[Extracted records]
========================================================================
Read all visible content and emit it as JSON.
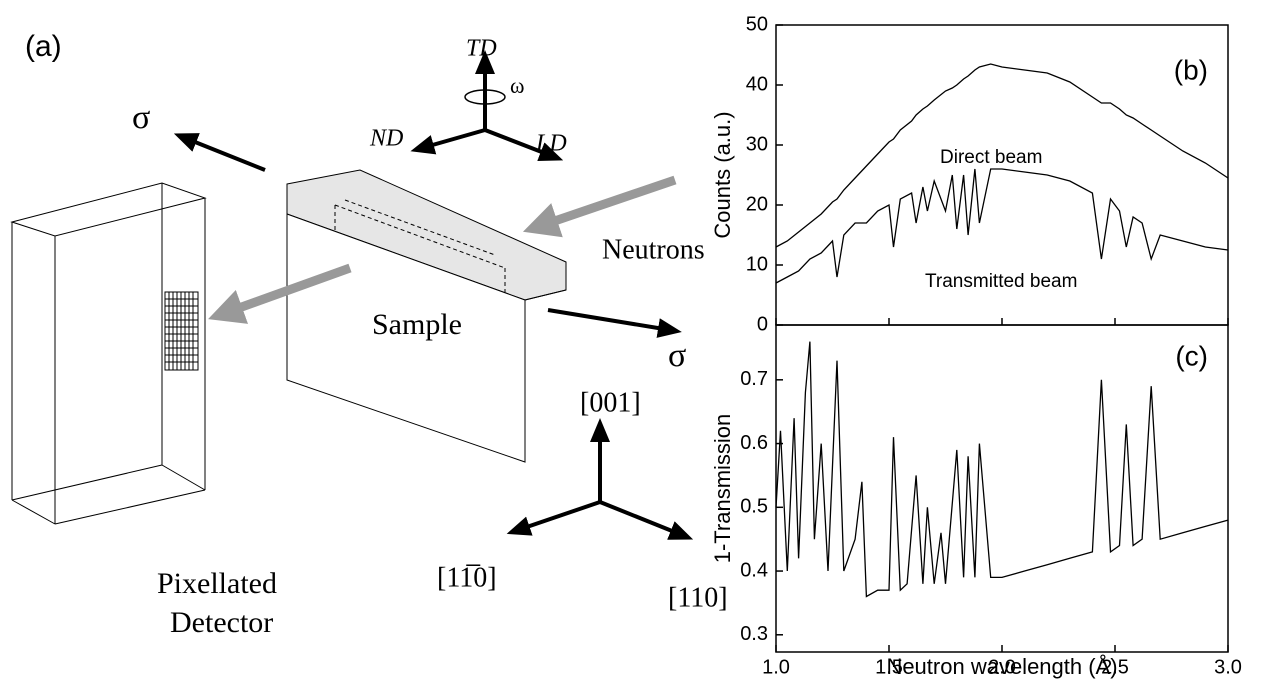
{
  "diagram": {
    "panel_label": "(a)",
    "sigma_left": "σ",
    "sigma_right": "σ",
    "td": "TD",
    "nd": "ND",
    "ld": "LD",
    "omega": "ω",
    "neutrons": "Neutrons",
    "sample": "Sample",
    "detector_line1": "Pixellated",
    "detector_line2": "Detector",
    "dir_001": "[001]",
    "dir_1bar10": "[11̅0]",
    "dir_110": "[110]"
  },
  "chart_data": [
    {
      "type": "line",
      "panel_label": "(b)",
      "y_label": "Counts (a.u.)",
      "annotations": [
        "Direct beam",
        "Transmitted beam"
      ],
      "x": [
        1.0,
        1.05,
        1.1,
        1.15,
        1.2,
        1.25,
        1.27,
        1.3,
        1.35,
        1.4,
        1.45,
        1.5,
        1.52,
        1.55,
        1.6,
        1.62,
        1.65,
        1.67,
        1.7,
        1.75,
        1.78,
        1.8,
        1.83,
        1.85,
        1.88,
        1.9,
        1.95,
        2.0,
        2.1,
        2.2,
        2.3,
        2.4,
        2.44,
        2.48,
        2.52,
        2.55,
        2.58,
        2.62,
        2.66,
        2.7,
        2.8,
        2.9,
        3.0
      ],
      "series": [
        {
          "name": "Direct beam",
          "color": "#000000",
          "values": [
            13,
            14,
            15.5,
            17,
            18.5,
            20.5,
            21,
            22.5,
            24.5,
            26.5,
            28.5,
            30.5,
            31,
            32.5,
            34,
            35,
            36,
            36.5,
            37.5,
            39,
            39.5,
            40,
            41,
            41.5,
            42.5,
            43,
            43.5,
            43,
            42.5,
            42,
            40.5,
            38,
            37,
            37,
            36,
            35,
            34.5,
            33.5,
            32.5,
            31.5,
            29,
            27,
            24.5
          ]
        },
        {
          "name": "Transmitted beam",
          "color": "#000000",
          "values": [
            7,
            8,
            9,
            11,
            12,
            14,
            8,
            15,
            17,
            17,
            19,
            20,
            13,
            21,
            22,
            17,
            23,
            19,
            24,
            19,
            25,
            16,
            25,
            15,
            26,
            17,
            26,
            26,
            25.5,
            25,
            24,
            22,
            11,
            21,
            19,
            13,
            18,
            17,
            11,
            15,
            14,
            13,
            12.5
          ]
        }
      ],
      "xlim": [
        1.0,
        3.0
      ],
      "xticks": [
        1.0,
        1.5,
        2.0,
        2.5,
        3.0
      ],
      "ylim": [
        0,
        50
      ],
      "yticks": [
        0,
        10,
        20,
        30,
        40,
        50
      ]
    },
    {
      "type": "line",
      "panel_label": "(c)",
      "y_label": "1-Transmission",
      "x_label": "Neutron wavelength (Å)",
      "x": [
        1.0,
        1.02,
        1.05,
        1.08,
        1.1,
        1.13,
        1.15,
        1.17,
        1.2,
        1.23,
        1.27,
        1.3,
        1.35,
        1.38,
        1.4,
        1.45,
        1.5,
        1.52,
        1.55,
        1.58,
        1.62,
        1.65,
        1.67,
        1.7,
        1.73,
        1.75,
        1.8,
        1.83,
        1.85,
        1.88,
        1.9,
        1.95,
        2.0,
        2.1,
        2.2,
        2.3,
        2.4,
        2.44,
        2.48,
        2.52,
        2.55,
        2.58,
        2.62,
        2.66,
        2.7,
        2.8,
        2.9,
        3.0
      ],
      "series": [
        {
          "name": "1-Transmission",
          "color": "#000000",
          "values": [
            0.5,
            0.62,
            0.4,
            0.64,
            0.42,
            0.68,
            0.76,
            0.45,
            0.6,
            0.4,
            0.73,
            0.4,
            0.45,
            0.54,
            0.36,
            0.37,
            0.37,
            0.61,
            0.37,
            0.38,
            0.55,
            0.38,
            0.5,
            0.38,
            0.46,
            0.38,
            0.59,
            0.39,
            0.58,
            0.39,
            0.6,
            0.39,
            0.39,
            0.4,
            0.41,
            0.42,
            0.43,
            0.7,
            0.43,
            0.44,
            0.63,
            0.44,
            0.45,
            0.69,
            0.45,
            0.46,
            0.47,
            0.48
          ]
        }
      ],
      "xlim": [
        1.0,
        3.0
      ],
      "xticks": [
        {
          "value": 1.0,
          "label": "1.0"
        },
        {
          "value": 1.5,
          "label": "1.5"
        },
        {
          "value": 2.0,
          "label": "2.0"
        },
        {
          "value": 2.5,
          "label": "2.5"
        },
        {
          "value": 3.0,
          "label": "3.0"
        }
      ],
      "ylim": [
        0.273,
        0.786
      ],
      "yticks": [
        0.3,
        0.4,
        0.5,
        0.6,
        0.7
      ]
    }
  ]
}
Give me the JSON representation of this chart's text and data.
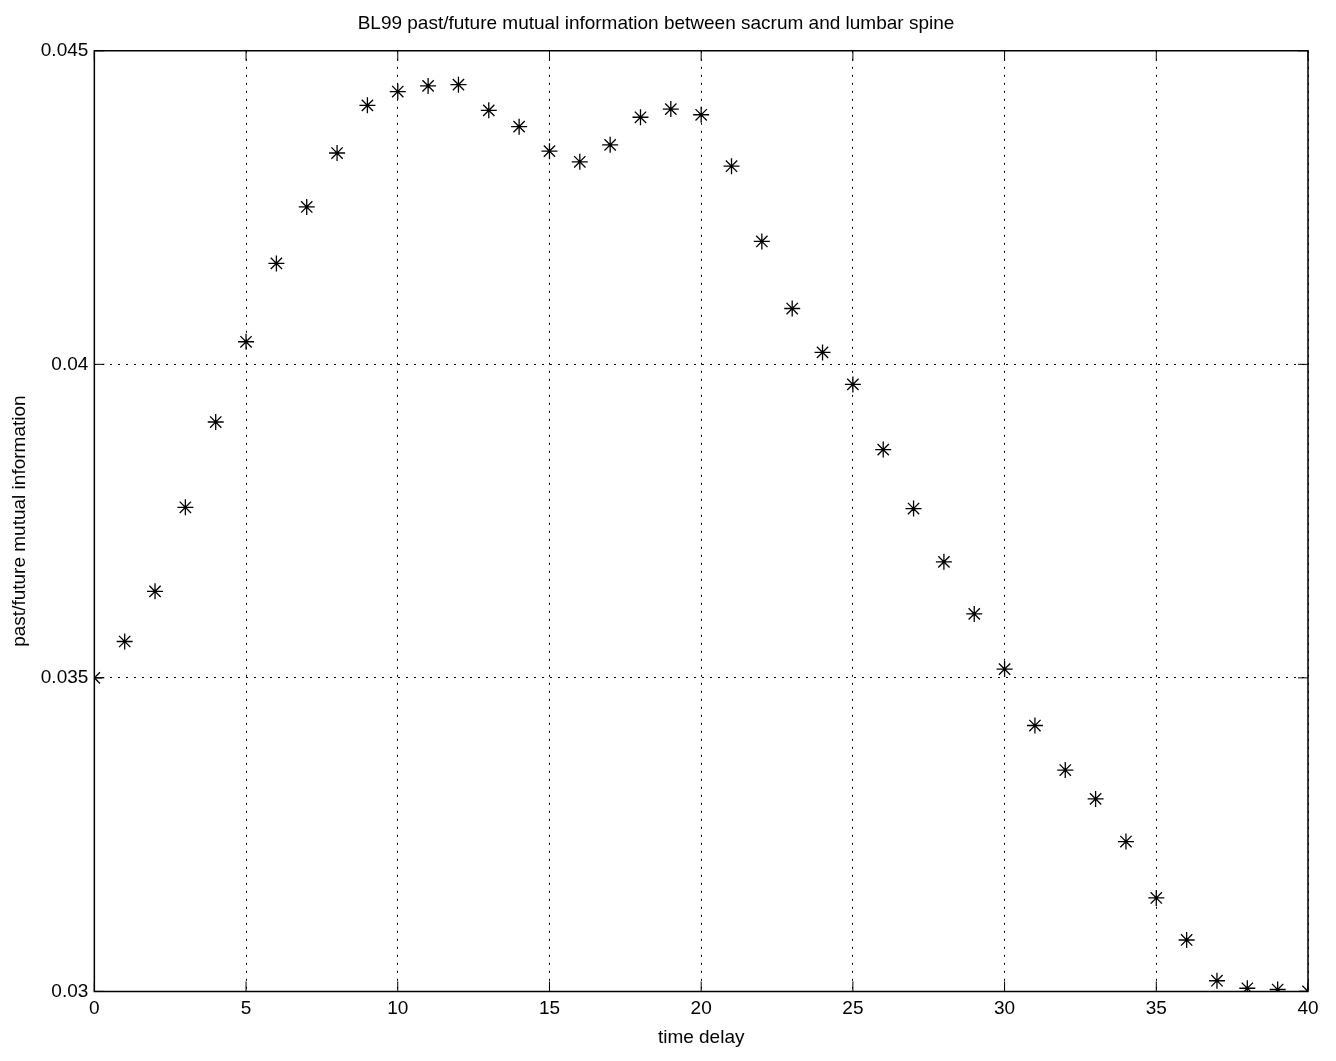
{
  "chart_data": {
    "type": "scatter",
    "title": "BL99 past/future mutual information between sacrum and lumbar spine",
    "xlabel": "time delay",
    "ylabel": "past/future mutual information",
    "x": [
      0,
      1,
      2,
      3,
      4,
      5,
      6,
      7,
      8,
      9,
      10,
      11,
      12,
      13,
      14,
      15,
      16,
      17,
      18,
      19,
      20,
      21,
      22,
      23,
      24,
      25,
      26,
      27,
      28,
      29,
      30,
      31,
      32,
      33,
      34,
      35,
      36,
      37,
      38,
      39,
      40
    ],
    "series": [
      {
        "color": "#000000",
        "values": [
          0.035,
          0.03558,
          0.03638,
          0.03772,
          0.03908,
          0.04036,
          0.04161,
          0.04251,
          0.04337,
          0.04413,
          0.04435,
          0.04444,
          0.04446,
          0.04405,
          0.04379,
          0.0434,
          0.04323,
          0.0435,
          0.04394,
          0.04407,
          0.04398,
          0.04316,
          0.04196,
          0.04089,
          0.04019,
          0.03968,
          0.03864,
          0.0377,
          0.03685,
          0.03602,
          0.03514,
          0.03424,
          0.03353,
          0.03307,
          0.03239,
          0.03149,
          0.03082,
          0.03017,
          0.03005,
          0.03003,
          0.03
        ]
      }
    ],
    "xlim": [
      0,
      40
    ],
    "xticks": [
      0,
      5,
      10,
      15,
      20,
      25,
      30,
      35,
      40
    ],
    "ylim": [
      0.03,
      0.045
    ],
    "yticks": [
      0.03,
      0.035,
      0.04,
      0.045
    ],
    "grid": true,
    "marker": "cross",
    "legend": false
  }
}
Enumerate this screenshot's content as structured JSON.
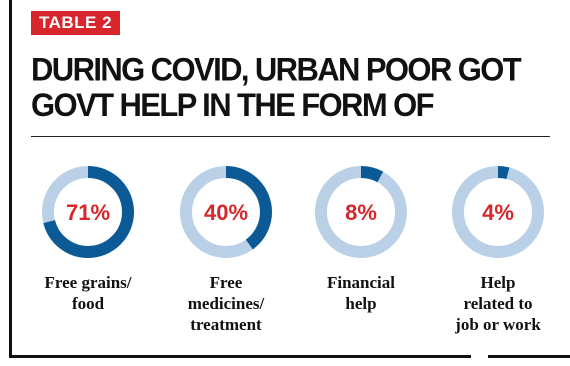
{
  "header": {
    "tag": "TABLE 2",
    "title_line1": "DURING COVID, URBAN POOR GOT",
    "title_line2": "GOVT HELP IN THE FORM OF"
  },
  "colors": {
    "accent": "#d7262c",
    "ring_fill": "#0b5a96",
    "ring_track": "#b9d0e6"
  },
  "chart_data": {
    "type": "pie",
    "subtype": "donut",
    "title": "DURING COVID, URBAN POOR GOT GOVT HELP IN THE FORM OF",
    "categories": [
      [
        "Free grains/",
        "food"
      ],
      [
        "Free",
        "medicines/",
        "treatment"
      ],
      [
        "Financial",
        "help"
      ],
      [
        "Help",
        "related to",
        "job or work"
      ]
    ],
    "values": [
      71,
      40,
      8,
      4
    ],
    "labels": [
      "71%",
      "40%",
      "8%",
      "4%"
    ]
  }
}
========================================================================
◆ **Aim of the task**:
The records above must be echoed exactly, minus their pictures.

◆ **Finished task**:
Read all visible content and emit it as JSON.
{
  "diagram": {
    "panel_label": "(a)",
    "sigma_left": "σ",
    "sigma_right": "σ",
    "td": "TD",
    "nd": "ND",
    "ld": "LD",
    "omega": "ω",
    "neutrons": "Neutrons",
    "sample": "Sample",
    "detector_line1": "Pixellated",
    "detector_line2": "Detector",
    "dir_001": "[001]",
    "dir_1bar10": "[11̅0]",
    "dir_110": "[110]"
  },
  "chart_data": [
    {
      "type": "line",
      "panel_label": "(b)",
      "y_label": "Counts (a.u.)",
      "annotations": [
        "Direct beam",
        "Transmitted beam"
      ],
      "x": [
        1.0,
        1.05,
        1.1,
        1.15,
        1.2,
        1.25,
        1.27,
        1.3,
        1.35,
        1.4,
        1.45,
        1.5,
        1.52,
        1.55,
        1.6,
        1.62,
        1.65,
        1.67,
        1.7,
        1.75,
        1.78,
        1.8,
        1.83,
        1.85,
        1.88,
        1.9,
        1.95,
        2.0,
        2.1,
        2.2,
        2.3,
        2.4,
        2.44,
        2.48,
        2.52,
        2.55,
        2.58,
        2.62,
        2.66,
        2.7,
        2.8,
        2.9,
        3.0
      ],
      "series": [
        {
          "name": "Direct beam",
          "color": "#000000",
          "values": [
            13,
            14,
            15.5,
            17,
            18.5,
            20.5,
            21,
            22.5,
            24.5,
            26.5,
            28.5,
            30.5,
            31,
            32.5,
            34,
            35,
            36,
            36.5,
            37.5,
            39,
            39.5,
            40,
            41,
            41.5,
            42.5,
            43,
            43.5,
            43,
            42.5,
            42,
            40.5,
            38,
            37,
            37,
            36,
            35,
            34.5,
            33.5,
            32.5,
            31.5,
            29,
            27,
            24.5
          ]
        },
        {
          "name": "Transmitted beam",
          "color": "#000000",
          "values": [
            7,
            8,
            9,
            11,
            12,
            14,
            8,
            15,
            17,
            17,
            19,
            20,
            13,
            21,
            22,
            17,
            23,
            19,
            24,
            19,
            25,
            16,
            25,
            15,
            26,
            17,
            26,
            26,
            25.5,
            25,
            24,
            22,
            11,
            21,
            19,
            13,
            18,
            17,
            11,
            15,
            14,
            13,
            12.5
          ]
        }
      ],
      "xlim": [
        1.0,
        3.0
      ],
      "xticks": [
        1.0,
        1.5,
        2.0,
        2.5,
        3.0
      ],
      "ylim": [
        0,
        50
      ],
      "yticks": [
        0,
        10,
        20,
        30,
        40,
        50
      ]
    },
    {
      "type": "line",
      "panel_label": "(c)",
      "y_label": "1-Transmission",
      "x_label": "Neutron wavelength (Å)",
      "x": [
        1.0,
        1.02,
        1.05,
        1.08,
        1.1,
        1.13,
        1.15,
        1.17,
        1.2,
        1.23,
        1.27,
        1.3,
        1.35,
        1.38,
        1.4,
        1.45,
        1.5,
        1.52,
        1.55,
        1.58,
        1.62,
        1.65,
        1.67,
        1.7,
        1.73,
        1.75,
        1.8,
        1.83,
        1.85,
        1.88,
        1.9,
        1.95,
        2.0,
        2.1,
        2.2,
        2.3,
        2.4,
        2.44,
        2.48,
        2.52,
        2.55,
        2.58,
        2.62,
        2.66,
        2.7,
        2.8,
        2.9,
        3.0
      ],
      "series": [
        {
          "name": "1-Transmission",
          "color": "#000000",
          "values": [
            0.5,
            0.62,
            0.4,
            0.64,
            0.42,
            0.68,
            0.76,
            0.45,
            0.6,
            0.4,
            0.73,
            0.4,
            0.45,
            0.54,
            0.36,
            0.37,
            0.37,
            0.61,
            0.37,
            0.38,
            0.55,
            0.38,
            0.5,
            0.38,
            0.46,
            0.38,
            0.59,
            0.39,
            0.58,
            0.39,
            0.6,
            0.39,
            0.39,
            0.4,
            0.41,
            0.42,
            0.43,
            0.7,
            0.43,
            0.44,
            0.63,
            0.44,
            0.45,
            0.69,
            0.45,
            0.46,
            0.47,
            0.48
          ]
        }
      ],
      "xlim": [
        1.0,
        3.0
      ],
      "xticks": [
        {
          "value": 1.0,
          "label": "1.0"
        },
        {
          "value": 1.5,
          "label": "1.5"
        },
        {
          "value": 2.0,
          "label": "2.0"
        },
        {
          "value": 2.5,
          "label": "2.5"
        },
        {
          "value": 3.0,
          "label": "3.0"
        }
      ],
      "ylim": [
        0.273,
        0.786
      ],
      "yticks": [
        0.3,
        0.4,
        0.5,
        0.6,
        0.7
      ]
    }
  ]
}
Give me the JSON representation of this chart's text and data.
{
  "chart_data": {
    "type": "scatter",
    "title": "BL99 past/future mutual information between sacrum and lumbar spine",
    "xlabel": "time delay",
    "ylabel": "past/future mutual information",
    "x": [
      0,
      1,
      2,
      3,
      4,
      5,
      6,
      7,
      8,
      9,
      10,
      11,
      12,
      13,
      14,
      15,
      16,
      17,
      18,
      19,
      20,
      21,
      22,
      23,
      24,
      25,
      26,
      27,
      28,
      29,
      30,
      31,
      32,
      33,
      34,
      35,
      36,
      37,
      38,
      39,
      40
    ],
    "series": [
      {
        "color": "#000000",
        "values": [
          0.035,
          0.03558,
          0.03638,
          0.03772,
          0.03908,
          0.04036,
          0.04161,
          0.04251,
          0.04337,
          0.04413,
          0.04435,
          0.04444,
          0.04446,
          0.04405,
          0.04379,
          0.0434,
          0.04323,
          0.0435,
          0.04394,
          0.04407,
          0.04398,
          0.04316,
          0.04196,
          0.04089,
          0.04019,
          0.03968,
          0.03864,
          0.0377,
          0.03685,
          0.03602,
          0.03514,
          0.03424,
          0.03353,
          0.03307,
          0.03239,
          0.03149,
          0.03082,
          0.03017,
          0.03005,
          0.03003,
          0.03
        ]
      }
    ],
    "xlim": [
      0,
      40
    ],
    "xticks": [
      0,
      5,
      10,
      15,
      20,
      25,
      30,
      35,
      40
    ],
    "ylim": [
      0.03,
      0.045
    ],
    "yticks": [
      0.03,
      0.035,
      0.04,
      0.045
    ],
    "grid": true,
    "marker": "cross",
    "legend": false
  }
}
Enumerate this screenshot's content as structured JSON.
{
  "header": {
    "tag": "TABLE 2",
    "title_line1": "DURING COVID, URBAN POOR GOT",
    "title_line2": "GOVT HELP IN THE FORM OF"
  },
  "colors": {
    "accent": "#d7262c",
    "ring_fill": "#0b5a96",
    "ring_track": "#b9d0e6"
  },
  "chart_data": {
    "type": "pie",
    "subtype": "donut",
    "title": "DURING COVID, URBAN POOR GOT GOVT HELP IN THE FORM OF",
    "categories": [
      [
        "Free grains/",
        "food"
      ],
      [
        "Free",
        "medicines/",
        "treatment"
      ],
      [
        "Financial",
        "help"
      ],
      [
        "Help",
        "related to",
        "job or work"
      ]
    ],
    "values": [
      71,
      40,
      8,
      4
    ],
    "labels": [
      "71%",
      "40%",
      "8%",
      "4%"
    ]
  }
}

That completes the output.